Summarize the poetry post below in two sentences.

BEGIN EXCERPTED TEXT

Poetry Friday: Pixie Poetry
May 25th, 2007 at 1:38 pm (Books, Poetry Friday)
Today I wanted to share an interesting poem from Edna St. Vincent Millay about a pixie-child of two strangely paired parents. It’s images intrigued me and I just found it too interesting not to include in a Poetry Friday post!
The Singing Woman from the Woods Edge
What should I be but a prophet and a liar,
Whose mother was a leprechaun, whose father was a friar?
Teethed on a crucifix and cradled under water,
What should I be but a fiend’s god-daughter?
And who should be my playmates but the adder and the frog,
That was got beneath a furze-bush and born in a bog?
And what should be my singing, that was christened at an altar,
But Aves and Credos and Psalms out of the Psalter?
You will see such webs on the wet grass, maybe,
As a pixie-mother weaves for her baby,
You will find such flame at the wave’s weedy ebb
As flashes in the meshes of a mer-mother’s web,
But there comes to birth no common spawn
From the love of a priest for a leprechaun,
And you never have seen and you never will see
Such things as the things that swaddled me!
After all’s said and after all’s done,
What should I be but a harlot and a nun?
In through the bushes, on any foggy day,
My Da would come a-swishing of the drops away,
With a prayer for my death and a groan for my birth,
A-mumbling of his beads for all that he was worth.
And there’d sit my Ma, with her knees beneath her chin,
A-looking in his face and a-drinking of it in,
And a-marking in the moss some funny little saying
That would mean just the opposite of all that he was praying!
He taught me the holy-talk of Vesper and of Matin,
He heard me my Greek and he heard me my Latin,
He blessed me and crossed me to keep my soul from evil,
And we watched him out of sight, and we conjured up the devil!

END EXCERPTED TEXT
BEGIN DATA SHOWN

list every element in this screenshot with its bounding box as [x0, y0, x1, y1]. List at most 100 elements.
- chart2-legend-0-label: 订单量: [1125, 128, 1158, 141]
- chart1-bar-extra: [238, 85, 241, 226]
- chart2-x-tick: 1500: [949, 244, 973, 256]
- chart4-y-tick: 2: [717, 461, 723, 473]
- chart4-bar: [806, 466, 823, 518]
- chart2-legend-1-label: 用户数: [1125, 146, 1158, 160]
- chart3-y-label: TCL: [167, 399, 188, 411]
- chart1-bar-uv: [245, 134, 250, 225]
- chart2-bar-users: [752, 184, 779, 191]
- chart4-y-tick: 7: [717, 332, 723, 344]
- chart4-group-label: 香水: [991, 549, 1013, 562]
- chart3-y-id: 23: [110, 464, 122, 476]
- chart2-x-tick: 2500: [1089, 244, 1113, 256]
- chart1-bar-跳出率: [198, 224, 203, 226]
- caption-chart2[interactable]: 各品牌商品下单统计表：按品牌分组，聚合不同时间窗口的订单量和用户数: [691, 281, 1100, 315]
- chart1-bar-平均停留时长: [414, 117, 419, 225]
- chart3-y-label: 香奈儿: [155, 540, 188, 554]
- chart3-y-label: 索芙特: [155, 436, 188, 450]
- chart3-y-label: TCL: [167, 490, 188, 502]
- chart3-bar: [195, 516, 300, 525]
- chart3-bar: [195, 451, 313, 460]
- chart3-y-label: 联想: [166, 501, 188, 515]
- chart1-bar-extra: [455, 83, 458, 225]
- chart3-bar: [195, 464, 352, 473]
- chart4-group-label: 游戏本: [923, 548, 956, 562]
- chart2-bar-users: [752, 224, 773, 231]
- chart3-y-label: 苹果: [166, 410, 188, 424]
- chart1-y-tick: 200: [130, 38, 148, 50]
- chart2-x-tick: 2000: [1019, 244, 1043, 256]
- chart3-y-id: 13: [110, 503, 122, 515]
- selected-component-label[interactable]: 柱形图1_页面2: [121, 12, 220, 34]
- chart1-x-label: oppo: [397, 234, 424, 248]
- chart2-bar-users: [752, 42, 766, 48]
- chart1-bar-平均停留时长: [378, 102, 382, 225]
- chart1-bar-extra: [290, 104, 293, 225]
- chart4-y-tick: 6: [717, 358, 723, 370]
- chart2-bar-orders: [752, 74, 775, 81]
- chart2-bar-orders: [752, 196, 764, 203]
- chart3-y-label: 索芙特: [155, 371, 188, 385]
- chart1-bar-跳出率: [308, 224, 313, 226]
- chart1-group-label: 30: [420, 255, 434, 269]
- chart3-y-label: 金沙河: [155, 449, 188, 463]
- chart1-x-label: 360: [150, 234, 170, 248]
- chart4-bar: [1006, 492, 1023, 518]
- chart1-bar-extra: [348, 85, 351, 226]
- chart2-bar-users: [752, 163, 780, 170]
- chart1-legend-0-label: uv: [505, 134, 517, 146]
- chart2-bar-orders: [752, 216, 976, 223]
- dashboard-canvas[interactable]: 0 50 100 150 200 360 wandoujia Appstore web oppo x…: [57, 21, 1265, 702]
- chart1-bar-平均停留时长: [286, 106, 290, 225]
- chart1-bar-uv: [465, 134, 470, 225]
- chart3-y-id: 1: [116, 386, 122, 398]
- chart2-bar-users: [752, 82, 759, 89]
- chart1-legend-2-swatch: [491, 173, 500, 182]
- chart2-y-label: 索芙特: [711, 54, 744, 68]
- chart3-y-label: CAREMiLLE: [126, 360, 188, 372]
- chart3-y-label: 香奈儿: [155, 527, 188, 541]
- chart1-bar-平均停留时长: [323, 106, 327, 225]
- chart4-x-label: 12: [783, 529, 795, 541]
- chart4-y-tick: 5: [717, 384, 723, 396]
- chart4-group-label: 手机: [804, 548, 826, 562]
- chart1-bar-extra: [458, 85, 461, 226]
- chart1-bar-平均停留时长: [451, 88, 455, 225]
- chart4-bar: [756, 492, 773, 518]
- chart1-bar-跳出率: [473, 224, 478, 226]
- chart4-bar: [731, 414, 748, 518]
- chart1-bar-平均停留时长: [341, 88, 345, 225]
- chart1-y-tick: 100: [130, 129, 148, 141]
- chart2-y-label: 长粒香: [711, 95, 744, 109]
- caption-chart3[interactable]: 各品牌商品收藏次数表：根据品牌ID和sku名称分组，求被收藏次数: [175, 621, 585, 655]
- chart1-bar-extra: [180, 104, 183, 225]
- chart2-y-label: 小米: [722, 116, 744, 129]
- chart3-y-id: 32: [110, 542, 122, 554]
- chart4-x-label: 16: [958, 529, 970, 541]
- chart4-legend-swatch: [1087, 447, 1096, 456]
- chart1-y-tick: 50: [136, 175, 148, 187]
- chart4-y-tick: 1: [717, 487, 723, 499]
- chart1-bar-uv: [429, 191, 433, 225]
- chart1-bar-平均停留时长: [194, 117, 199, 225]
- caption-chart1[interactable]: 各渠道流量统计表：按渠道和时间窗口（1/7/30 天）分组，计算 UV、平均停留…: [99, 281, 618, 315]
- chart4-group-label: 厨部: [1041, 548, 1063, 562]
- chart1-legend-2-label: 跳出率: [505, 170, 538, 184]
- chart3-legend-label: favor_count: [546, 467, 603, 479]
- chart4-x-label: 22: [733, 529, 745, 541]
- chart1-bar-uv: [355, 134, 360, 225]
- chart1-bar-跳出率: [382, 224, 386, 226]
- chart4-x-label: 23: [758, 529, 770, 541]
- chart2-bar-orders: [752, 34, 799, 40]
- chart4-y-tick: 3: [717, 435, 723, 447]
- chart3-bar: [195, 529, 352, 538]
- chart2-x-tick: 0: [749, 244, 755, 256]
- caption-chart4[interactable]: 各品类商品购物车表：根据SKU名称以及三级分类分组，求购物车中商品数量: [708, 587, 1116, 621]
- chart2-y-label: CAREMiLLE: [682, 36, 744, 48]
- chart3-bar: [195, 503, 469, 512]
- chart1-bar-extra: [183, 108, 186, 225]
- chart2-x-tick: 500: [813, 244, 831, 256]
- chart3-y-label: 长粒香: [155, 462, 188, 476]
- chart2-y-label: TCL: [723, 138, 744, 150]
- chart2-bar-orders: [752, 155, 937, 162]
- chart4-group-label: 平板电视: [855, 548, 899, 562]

END DATA SHOWN

= ANSWER BOX =
The post shares Edna St. Vincent Millay's poem "The Singing Woman from the Woods Edge," about a pixie-child of two strangely paired parents, whose images intrigued the poster. In the poem, the speaker, whose mother was a leprechaun and whose father was a friar, tells how the father taught the speaker holy-talk, Greek and Latin, and how, once he was out of sight, "we conjured up the devil."